[Listings of boxed layout items]
* Start *

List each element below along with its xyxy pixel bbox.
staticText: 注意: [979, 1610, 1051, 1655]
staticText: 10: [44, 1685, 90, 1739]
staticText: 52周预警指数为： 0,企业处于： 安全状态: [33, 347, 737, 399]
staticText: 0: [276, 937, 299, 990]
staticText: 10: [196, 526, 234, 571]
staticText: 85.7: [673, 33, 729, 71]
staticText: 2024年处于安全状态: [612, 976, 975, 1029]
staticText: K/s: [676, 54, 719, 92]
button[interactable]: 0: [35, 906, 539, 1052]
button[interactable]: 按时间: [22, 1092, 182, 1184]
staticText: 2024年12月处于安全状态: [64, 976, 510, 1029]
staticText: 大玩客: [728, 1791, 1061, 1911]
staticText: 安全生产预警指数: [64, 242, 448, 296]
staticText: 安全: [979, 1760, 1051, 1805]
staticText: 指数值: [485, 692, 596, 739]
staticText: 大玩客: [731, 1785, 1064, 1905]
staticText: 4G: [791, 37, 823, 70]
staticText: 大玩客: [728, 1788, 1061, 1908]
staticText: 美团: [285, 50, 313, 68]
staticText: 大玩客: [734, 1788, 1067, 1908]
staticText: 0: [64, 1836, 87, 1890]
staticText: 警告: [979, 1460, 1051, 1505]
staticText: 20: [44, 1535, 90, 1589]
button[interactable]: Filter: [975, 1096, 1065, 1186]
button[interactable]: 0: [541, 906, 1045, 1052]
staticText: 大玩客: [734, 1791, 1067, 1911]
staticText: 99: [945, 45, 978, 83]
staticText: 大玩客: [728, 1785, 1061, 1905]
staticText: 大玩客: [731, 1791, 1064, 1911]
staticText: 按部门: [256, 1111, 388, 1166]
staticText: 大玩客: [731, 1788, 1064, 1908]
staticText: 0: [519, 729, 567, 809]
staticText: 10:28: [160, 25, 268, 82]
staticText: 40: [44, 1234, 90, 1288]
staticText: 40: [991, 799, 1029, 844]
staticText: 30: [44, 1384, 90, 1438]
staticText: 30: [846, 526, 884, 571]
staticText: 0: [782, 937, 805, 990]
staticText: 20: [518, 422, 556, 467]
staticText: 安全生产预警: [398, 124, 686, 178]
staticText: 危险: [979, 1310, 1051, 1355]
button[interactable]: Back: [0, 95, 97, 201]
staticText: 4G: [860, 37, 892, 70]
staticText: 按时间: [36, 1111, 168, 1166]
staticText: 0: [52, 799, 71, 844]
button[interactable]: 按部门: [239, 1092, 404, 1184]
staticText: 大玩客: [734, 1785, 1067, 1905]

* End *

» **Do this**
Reproduce every line in the rows above without any changes.

» **Expected answer**
List each element below along with its xyxy pixel bbox.
staticText: 注意: [979, 1610, 1051, 1655]
staticText: 10: [44, 1685, 90, 1739]
staticText: 52周预警指数为： 0,企业处于： 安全状态: [33, 347, 737, 399]
staticText: 0: [276, 937, 299, 990]
staticText: 10: [196, 526, 234, 571]
staticText: 85.7: [673, 33, 729, 71]
staticText: 2024年处于安全状态: [612, 976, 975, 1029]
staticText: K/s: [676, 54, 719, 92]
button[interactable]: 0: [35, 906, 539, 1052]
button[interactable]: 按时间: [22, 1092, 182, 1184]
staticText: 2024年12月处于安全状态: [64, 976, 510, 1029]
staticText: 大玩客: [728, 1791, 1061, 1911]
staticText: 安全生产预警指数: [64, 242, 448, 296]
staticText: 安全: [979, 1760, 1051, 1805]
staticText: 指数值: [485, 692, 596, 739]
staticText: 大玩客: [731, 1785, 1064, 1905]
staticText: 4G: [791, 37, 823, 70]
staticText: 大玩客: [728, 1788, 1061, 1908]
staticText: 美团: [285, 50, 313, 68]
staticText: 大玩客: [734, 1788, 1067, 1908]
staticText: 0: [64, 1836, 87, 1890]
staticText: 警告: [979, 1460, 1051, 1505]
staticText: 20: [44, 1535, 90, 1589]
button[interactable]: Filter: [975, 1096, 1065, 1186]
button[interactable]: 0: [541, 906, 1045, 1052]
staticText: 大玩客: [734, 1791, 1067, 1911]
staticText: 99: [945, 45, 978, 83]
staticText: 大玩客: [728, 1785, 1061, 1905]
staticText: 大玩客: [731, 1791, 1064, 1911]
staticText: 按部门: [256, 1111, 388, 1166]
staticText: 大玩客: [731, 1788, 1064, 1908]
staticText: 0: [519, 729, 567, 809]
staticText: 10:28: [160, 25, 268, 82]
staticText: 40: [44, 1234, 90, 1288]
staticText: 40: [991, 799, 1029, 844]
staticText: 30: [44, 1384, 90, 1438]
staticText: 30: [846, 526, 884, 571]
staticText: 0: [782, 937, 805, 990]
staticText: 20: [518, 422, 556, 467]
staticText: 安全生产预警: [398, 124, 686, 178]
staticText: 危险: [979, 1310, 1051, 1355]
button[interactable]: Back: [0, 95, 97, 201]
staticText: 4G: [860, 37, 892, 70]
staticText: 按时间: [36, 1111, 168, 1166]
staticText: 0: [52, 799, 71, 844]
button[interactable]: 按部门: [239, 1092, 404, 1184]
staticText: 大玩客: [734, 1785, 1067, 1905]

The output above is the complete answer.